What you will do
Write the data below out exactly as it stands. Do not include the pictures.

━━ Provided material

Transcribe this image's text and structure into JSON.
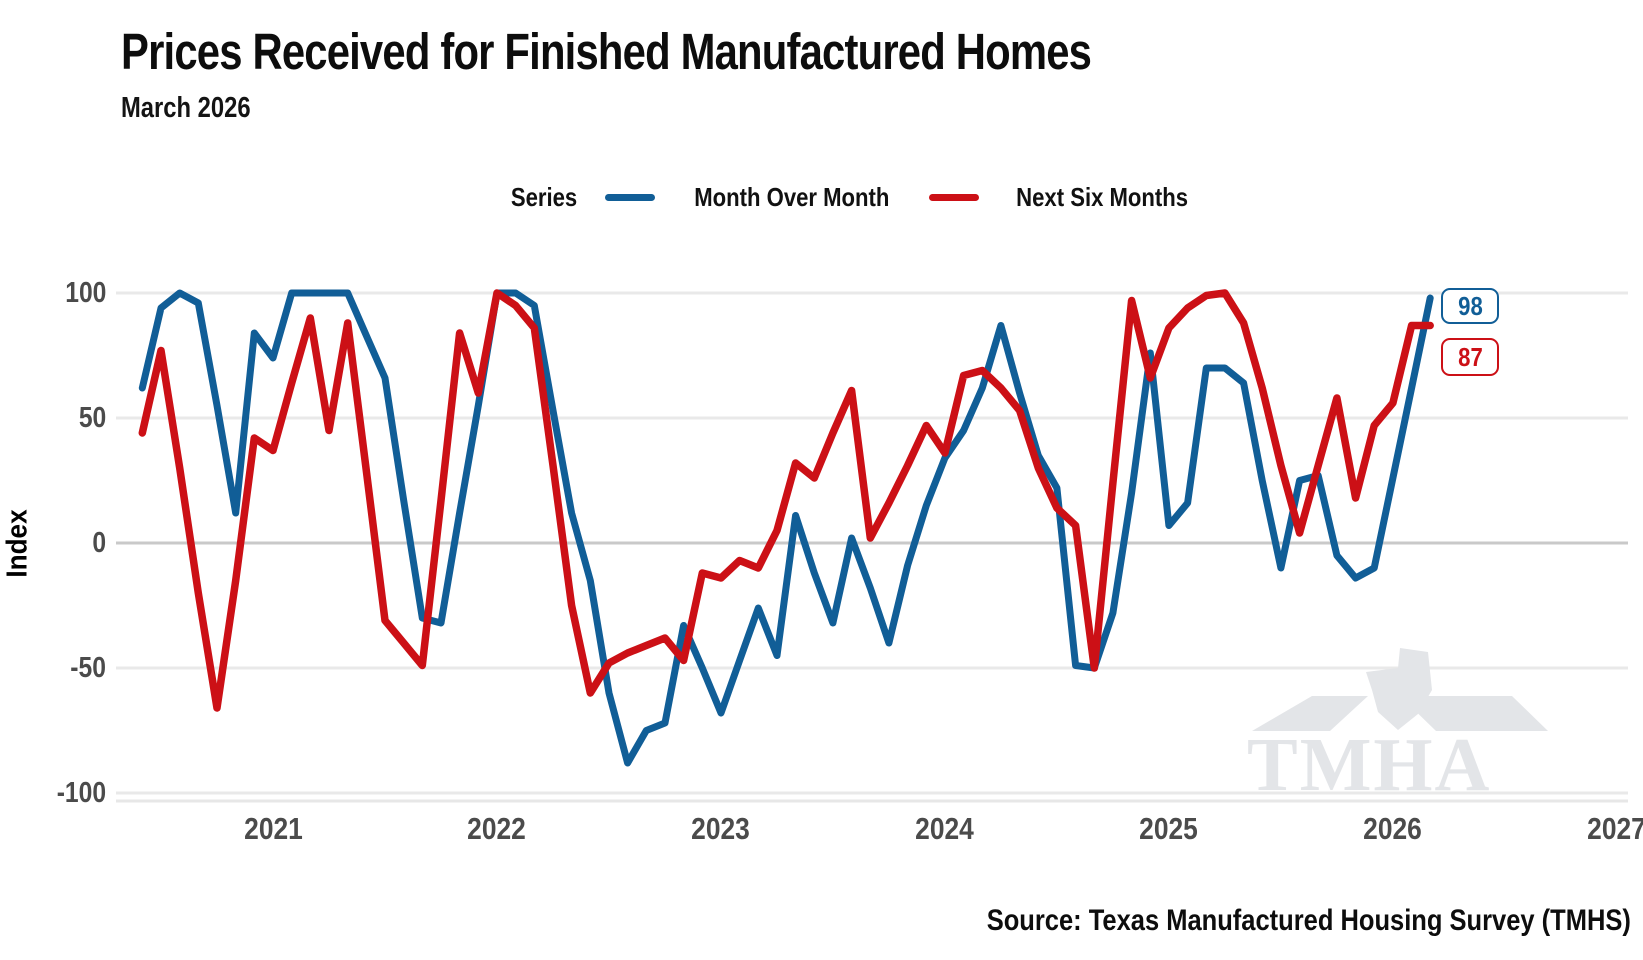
{
  "title": "Prices Received for Finished Manufactured Homes",
  "subtitle": "March 2026",
  "source": "Source: Texas Manufactured Housing Survey (TMHS)",
  "watermark": "TMHA",
  "legend": {
    "label": "Series",
    "items": [
      {
        "name": "Month Over Month",
        "color": "#115e97"
      },
      {
        "name": "Next Six Months",
        "color": "#cc1016"
      }
    ]
  },
  "end_labels": [
    {
      "value": "98",
      "color": "#115e97"
    },
    {
      "value": "87",
      "color": "#cc1016"
    }
  ],
  "chart_data": {
    "type": "line",
    "title": "Prices Received for Finished Manufactured Homes",
    "subtitle": "March 2026",
    "xlabel": "",
    "ylabel": "Index",
    "ylim": [
      -104,
      104
    ],
    "grid": "horizontal",
    "legend_position": "top-center",
    "y_ticks": [
      100,
      50,
      0,
      -50,
      -100
    ],
    "x_ticks": [
      "2021",
      "2022",
      "2023",
      "2024",
      "2025",
      "2026",
      "2027"
    ],
    "x_start": "2020-06",
    "x_end": "2026-03",
    "frequency": "monthly",
    "series": [
      {
        "name": "Month Over Month",
        "color": "#115e97",
        "last_value": 98,
        "values": [
          62,
          94,
          100,
          96,
          55,
          12,
          84,
          74,
          100,
          100,
          100,
          100,
          83,
          66,
          17,
          -30,
          -32,
          12,
          55,
          100,
          100,
          95,
          53,
          12,
          -15,
          -60,
          -88,
          -75,
          -72,
          -33,
          -50,
          -68,
          -47,
          -26,
          -45,
          11,
          -12,
          -32,
          2,
          -18,
          -40,
          -9,
          15,
          34,
          45,
          62,
          87,
          60,
          35,
          22,
          -49,
          -50,
          -28,
          20,
          76,
          7,
          16,
          70,
          70,
          64,
          25,
          -10,
          25,
          27,
          -5,
          -14,
          -10,
          26,
          62,
          98
        ]
      },
      {
        "name": "Next Six Months",
        "color": "#cc1016",
        "last_value": 87,
        "values": [
          44,
          77,
          30,
          -20,
          -66,
          -15,
          42,
          37,
          64,
          90,
          45,
          88,
          29,
          -31,
          -40,
          -49,
          17,
          84,
          60,
          100,
          95,
          86,
          31,
          -25,
          -60,
          -48,
          -44,
          -41,
          -38,
          -47,
          -12,
          -14,
          -7,
          -10,
          5,
          32,
          26,
          44,
          61,
          2,
          16,
          31,
          47,
          36,
          67,
          69,
          62,
          53,
          30,
          14,
          7,
          -50,
          24,
          97,
          66,
          86,
          94,
          99,
          100,
          88,
          62,
          31,
          4,
          31,
          58,
          18,
          47,
          56,
          87,
          87
        ]
      }
    ]
  }
}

━━━━

Output of the task
Transcribe this image's text and structure into JSON.
{
  "title": "Prices Received for Finished Manufactured Homes",
  "subtitle": "March 2026",
  "source": "Source: Texas Manufactured Housing Survey (TMHS)",
  "watermark": "TMHA",
  "legend": {
    "label": "Series",
    "items": [
      {
        "name": "Month Over Month",
        "color": "#115e97"
      },
      {
        "name": "Next Six Months",
        "color": "#cc1016"
      }
    ]
  },
  "end_labels": [
    {
      "value": "98",
      "color": "#115e97"
    },
    {
      "value": "87",
      "color": "#cc1016"
    }
  ],
  "chart_data": {
    "type": "line",
    "title": "Prices Received for Finished Manufactured Homes",
    "subtitle": "March 2026",
    "xlabel": "",
    "ylabel": "Index",
    "ylim": [
      -104,
      104
    ],
    "grid": "horizontal",
    "legend_position": "top-center",
    "y_ticks": [
      100,
      50,
      0,
      -50,
      -100
    ],
    "x_ticks": [
      "2021",
      "2022",
      "2023",
      "2024",
      "2025",
      "2026",
      "2027"
    ],
    "x_start": "2020-06",
    "x_end": "2026-03",
    "frequency": "monthly",
    "series": [
      {
        "name": "Month Over Month",
        "color": "#115e97",
        "last_value": 98,
        "values": [
          62,
          94,
          100,
          96,
          55,
          12,
          84,
          74,
          100,
          100,
          100,
          100,
          83,
          66,
          17,
          -30,
          -32,
          12,
          55,
          100,
          100,
          95,
          53,
          12,
          -15,
          -60,
          -88,
          -75,
          -72,
          -33,
          -50,
          -68,
          -47,
          -26,
          -45,
          11,
          -12,
          -32,
          2,
          -18,
          -40,
          -9,
          15,
          34,
          45,
          62,
          87,
          60,
          35,
          22,
          -49,
          -50,
          -28,
          20,
          76,
          7,
          16,
          70,
          70,
          64,
          25,
          -10,
          25,
          27,
          -5,
          -14,
          -10,
          26,
          62,
          98
        ]
      },
      {
        "name": "Next Six Months",
        "color": "#cc1016",
        "last_value": 87,
        "values": [
          44,
          77,
          30,
          -20,
          -66,
          -15,
          42,
          37,
          64,
          90,
          45,
          88,
          29,
          -31,
          -40,
          -49,
          17,
          84,
          60,
          100,
          95,
          86,
          31,
          -25,
          -60,
          -48,
          -44,
          -41,
          -38,
          -47,
          -12,
          -14,
          -7,
          -10,
          5,
          32,
          26,
          44,
          61,
          2,
          16,
          31,
          47,
          36,
          67,
          69,
          62,
          53,
          30,
          14,
          7,
          -50,
          24,
          97,
          66,
          86,
          94,
          99,
          100,
          88,
          62,
          31,
          4,
          31,
          58,
          18,
          47,
          56,
          87,
          87
        ]
      }
    ]
  }
}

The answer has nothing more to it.